** THE EXERCISE **
Scan the entries below and extract each line with the word "your" in it.

### DATA EXCERPTS

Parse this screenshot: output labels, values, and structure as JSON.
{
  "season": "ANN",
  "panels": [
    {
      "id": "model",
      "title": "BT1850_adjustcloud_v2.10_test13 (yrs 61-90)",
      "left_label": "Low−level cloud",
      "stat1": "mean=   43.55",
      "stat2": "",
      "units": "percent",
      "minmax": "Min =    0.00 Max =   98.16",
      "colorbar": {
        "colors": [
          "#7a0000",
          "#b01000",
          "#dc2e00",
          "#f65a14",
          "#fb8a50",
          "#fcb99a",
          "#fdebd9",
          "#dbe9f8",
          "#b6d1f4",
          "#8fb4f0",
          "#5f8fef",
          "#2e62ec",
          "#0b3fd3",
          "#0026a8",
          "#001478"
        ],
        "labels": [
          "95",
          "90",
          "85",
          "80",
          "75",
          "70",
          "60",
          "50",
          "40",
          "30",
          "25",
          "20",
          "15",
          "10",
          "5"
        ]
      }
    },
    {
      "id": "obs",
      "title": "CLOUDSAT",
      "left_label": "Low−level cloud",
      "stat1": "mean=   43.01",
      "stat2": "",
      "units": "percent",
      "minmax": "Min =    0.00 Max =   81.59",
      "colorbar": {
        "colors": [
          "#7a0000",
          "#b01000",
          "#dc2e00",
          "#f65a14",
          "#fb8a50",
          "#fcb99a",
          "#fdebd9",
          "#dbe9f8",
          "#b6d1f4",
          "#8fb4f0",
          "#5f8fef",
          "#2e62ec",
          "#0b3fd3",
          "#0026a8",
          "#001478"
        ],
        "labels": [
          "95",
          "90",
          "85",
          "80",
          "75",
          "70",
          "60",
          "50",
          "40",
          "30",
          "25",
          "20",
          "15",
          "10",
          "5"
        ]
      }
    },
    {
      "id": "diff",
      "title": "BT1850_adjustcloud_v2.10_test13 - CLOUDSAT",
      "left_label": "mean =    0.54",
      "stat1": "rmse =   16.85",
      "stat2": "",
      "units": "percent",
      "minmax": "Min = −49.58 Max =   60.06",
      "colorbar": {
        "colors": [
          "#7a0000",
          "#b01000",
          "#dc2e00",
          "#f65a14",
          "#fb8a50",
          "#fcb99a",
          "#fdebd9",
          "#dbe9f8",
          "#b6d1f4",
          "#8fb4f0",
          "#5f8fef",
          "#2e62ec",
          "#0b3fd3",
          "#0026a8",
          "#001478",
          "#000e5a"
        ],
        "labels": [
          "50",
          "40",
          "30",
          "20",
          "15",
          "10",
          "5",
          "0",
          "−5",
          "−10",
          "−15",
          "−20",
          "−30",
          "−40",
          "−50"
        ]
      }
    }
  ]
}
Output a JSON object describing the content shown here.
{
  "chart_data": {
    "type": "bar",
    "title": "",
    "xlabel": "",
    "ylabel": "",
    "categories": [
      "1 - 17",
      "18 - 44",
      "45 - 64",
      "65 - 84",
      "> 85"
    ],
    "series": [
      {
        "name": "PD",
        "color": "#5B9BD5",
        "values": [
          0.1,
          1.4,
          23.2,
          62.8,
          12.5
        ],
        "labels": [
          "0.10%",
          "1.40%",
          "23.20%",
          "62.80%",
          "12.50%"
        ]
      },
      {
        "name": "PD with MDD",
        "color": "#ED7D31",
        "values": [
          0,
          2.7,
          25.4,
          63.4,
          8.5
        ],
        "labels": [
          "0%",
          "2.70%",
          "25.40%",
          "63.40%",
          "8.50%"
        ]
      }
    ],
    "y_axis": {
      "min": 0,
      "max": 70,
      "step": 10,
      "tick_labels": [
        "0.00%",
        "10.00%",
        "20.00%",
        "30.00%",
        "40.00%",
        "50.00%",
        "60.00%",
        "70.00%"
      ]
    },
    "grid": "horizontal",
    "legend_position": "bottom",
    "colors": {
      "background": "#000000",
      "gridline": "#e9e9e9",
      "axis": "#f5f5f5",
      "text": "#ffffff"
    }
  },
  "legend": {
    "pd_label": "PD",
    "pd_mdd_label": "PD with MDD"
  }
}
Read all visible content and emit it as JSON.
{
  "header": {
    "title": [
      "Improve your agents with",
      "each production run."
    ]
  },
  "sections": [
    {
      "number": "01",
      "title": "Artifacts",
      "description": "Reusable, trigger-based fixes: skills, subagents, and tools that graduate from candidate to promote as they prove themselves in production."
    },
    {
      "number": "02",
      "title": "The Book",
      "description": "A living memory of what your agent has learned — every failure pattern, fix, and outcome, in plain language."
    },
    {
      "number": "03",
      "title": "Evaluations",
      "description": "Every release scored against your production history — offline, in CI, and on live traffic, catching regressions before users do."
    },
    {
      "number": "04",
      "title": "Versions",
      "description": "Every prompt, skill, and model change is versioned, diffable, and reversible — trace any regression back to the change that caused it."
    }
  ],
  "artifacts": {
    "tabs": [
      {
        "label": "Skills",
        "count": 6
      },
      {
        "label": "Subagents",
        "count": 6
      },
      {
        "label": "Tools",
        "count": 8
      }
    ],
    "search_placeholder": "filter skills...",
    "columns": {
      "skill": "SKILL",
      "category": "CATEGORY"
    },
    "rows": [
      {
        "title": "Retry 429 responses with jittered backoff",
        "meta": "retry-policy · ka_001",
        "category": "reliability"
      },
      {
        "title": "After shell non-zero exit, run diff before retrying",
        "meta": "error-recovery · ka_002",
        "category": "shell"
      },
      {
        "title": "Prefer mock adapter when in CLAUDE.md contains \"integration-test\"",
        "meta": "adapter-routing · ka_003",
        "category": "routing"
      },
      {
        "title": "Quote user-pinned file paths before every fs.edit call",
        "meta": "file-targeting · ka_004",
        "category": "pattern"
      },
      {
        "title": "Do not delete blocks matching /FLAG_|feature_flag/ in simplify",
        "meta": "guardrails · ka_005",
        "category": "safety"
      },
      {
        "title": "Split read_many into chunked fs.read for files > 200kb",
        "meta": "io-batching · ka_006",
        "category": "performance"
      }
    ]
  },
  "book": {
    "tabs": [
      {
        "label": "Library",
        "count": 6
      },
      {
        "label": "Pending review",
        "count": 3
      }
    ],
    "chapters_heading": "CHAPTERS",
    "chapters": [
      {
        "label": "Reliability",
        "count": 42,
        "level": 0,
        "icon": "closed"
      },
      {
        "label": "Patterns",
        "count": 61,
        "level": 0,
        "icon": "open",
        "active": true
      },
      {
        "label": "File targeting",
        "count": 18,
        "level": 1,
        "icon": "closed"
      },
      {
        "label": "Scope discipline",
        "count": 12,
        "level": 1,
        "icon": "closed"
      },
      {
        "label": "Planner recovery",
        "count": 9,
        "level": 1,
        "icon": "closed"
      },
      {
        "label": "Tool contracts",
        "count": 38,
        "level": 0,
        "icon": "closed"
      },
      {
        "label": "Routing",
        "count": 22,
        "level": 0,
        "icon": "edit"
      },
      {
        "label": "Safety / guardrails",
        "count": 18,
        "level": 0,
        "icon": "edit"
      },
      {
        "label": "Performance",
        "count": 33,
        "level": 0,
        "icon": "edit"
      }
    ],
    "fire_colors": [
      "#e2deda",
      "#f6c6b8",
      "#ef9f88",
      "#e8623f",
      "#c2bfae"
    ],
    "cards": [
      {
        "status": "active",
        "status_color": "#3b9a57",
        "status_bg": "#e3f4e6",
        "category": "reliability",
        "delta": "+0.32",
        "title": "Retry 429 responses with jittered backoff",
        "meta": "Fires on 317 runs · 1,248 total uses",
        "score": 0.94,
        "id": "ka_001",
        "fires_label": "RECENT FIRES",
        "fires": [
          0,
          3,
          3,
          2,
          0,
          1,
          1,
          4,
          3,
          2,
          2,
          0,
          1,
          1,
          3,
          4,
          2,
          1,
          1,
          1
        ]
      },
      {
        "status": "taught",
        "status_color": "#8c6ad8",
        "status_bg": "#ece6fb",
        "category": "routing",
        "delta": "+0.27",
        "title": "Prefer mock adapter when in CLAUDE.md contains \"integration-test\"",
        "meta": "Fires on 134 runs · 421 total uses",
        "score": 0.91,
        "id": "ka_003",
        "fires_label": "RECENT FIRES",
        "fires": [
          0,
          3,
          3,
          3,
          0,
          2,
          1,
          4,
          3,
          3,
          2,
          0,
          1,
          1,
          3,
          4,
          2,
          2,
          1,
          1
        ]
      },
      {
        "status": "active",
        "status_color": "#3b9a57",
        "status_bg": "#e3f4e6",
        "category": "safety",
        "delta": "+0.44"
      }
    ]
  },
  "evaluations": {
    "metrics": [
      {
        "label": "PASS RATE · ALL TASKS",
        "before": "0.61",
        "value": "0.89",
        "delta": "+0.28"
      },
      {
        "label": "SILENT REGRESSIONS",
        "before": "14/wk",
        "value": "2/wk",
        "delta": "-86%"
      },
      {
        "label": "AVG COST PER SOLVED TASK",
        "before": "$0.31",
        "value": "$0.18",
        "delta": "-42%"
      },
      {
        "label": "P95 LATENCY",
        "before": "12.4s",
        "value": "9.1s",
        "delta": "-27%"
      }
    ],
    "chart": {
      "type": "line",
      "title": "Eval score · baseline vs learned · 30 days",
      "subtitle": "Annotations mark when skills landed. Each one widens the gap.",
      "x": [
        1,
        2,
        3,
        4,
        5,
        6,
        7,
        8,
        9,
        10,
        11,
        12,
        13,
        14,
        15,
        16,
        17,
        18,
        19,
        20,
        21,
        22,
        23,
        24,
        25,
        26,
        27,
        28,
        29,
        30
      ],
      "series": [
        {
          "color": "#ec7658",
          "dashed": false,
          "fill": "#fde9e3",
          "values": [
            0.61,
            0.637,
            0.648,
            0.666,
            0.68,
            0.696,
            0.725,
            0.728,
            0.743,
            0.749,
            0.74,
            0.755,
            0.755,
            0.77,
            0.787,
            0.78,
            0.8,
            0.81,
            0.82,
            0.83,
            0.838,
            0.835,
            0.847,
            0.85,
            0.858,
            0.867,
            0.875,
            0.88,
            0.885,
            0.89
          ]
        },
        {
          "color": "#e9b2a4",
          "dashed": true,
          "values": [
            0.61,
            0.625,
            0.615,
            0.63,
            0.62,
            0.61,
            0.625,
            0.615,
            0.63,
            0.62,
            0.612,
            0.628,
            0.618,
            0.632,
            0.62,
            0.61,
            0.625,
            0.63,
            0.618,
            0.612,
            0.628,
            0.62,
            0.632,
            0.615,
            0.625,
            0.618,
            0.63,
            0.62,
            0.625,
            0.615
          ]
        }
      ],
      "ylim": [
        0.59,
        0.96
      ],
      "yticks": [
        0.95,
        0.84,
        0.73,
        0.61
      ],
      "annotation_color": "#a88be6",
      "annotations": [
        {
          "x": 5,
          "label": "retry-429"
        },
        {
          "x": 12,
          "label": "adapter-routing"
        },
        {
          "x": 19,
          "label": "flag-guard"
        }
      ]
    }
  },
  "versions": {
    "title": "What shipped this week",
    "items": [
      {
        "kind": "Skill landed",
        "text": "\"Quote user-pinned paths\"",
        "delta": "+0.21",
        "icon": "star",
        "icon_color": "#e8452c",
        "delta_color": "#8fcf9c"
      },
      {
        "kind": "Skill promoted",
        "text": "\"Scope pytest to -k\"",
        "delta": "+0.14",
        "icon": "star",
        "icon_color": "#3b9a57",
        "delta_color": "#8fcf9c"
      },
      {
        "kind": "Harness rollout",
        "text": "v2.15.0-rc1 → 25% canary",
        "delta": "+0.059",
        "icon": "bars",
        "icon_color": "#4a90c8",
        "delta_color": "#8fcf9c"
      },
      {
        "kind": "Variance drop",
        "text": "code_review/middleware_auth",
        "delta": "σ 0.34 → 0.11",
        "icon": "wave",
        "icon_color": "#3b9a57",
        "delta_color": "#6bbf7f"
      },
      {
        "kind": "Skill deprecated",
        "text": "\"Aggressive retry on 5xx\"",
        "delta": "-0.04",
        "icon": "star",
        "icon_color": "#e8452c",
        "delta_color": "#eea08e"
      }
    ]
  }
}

######

** REPLY TO THE EXERCISE **
      "Improve your agents with",
      "description": "A living memory of what your agent has learned — every failure pattern, fix, and outcome, in plain language."
      "description": "Every release scored against your production history — offline, in CI, and on live traffic, catching regressions before users do."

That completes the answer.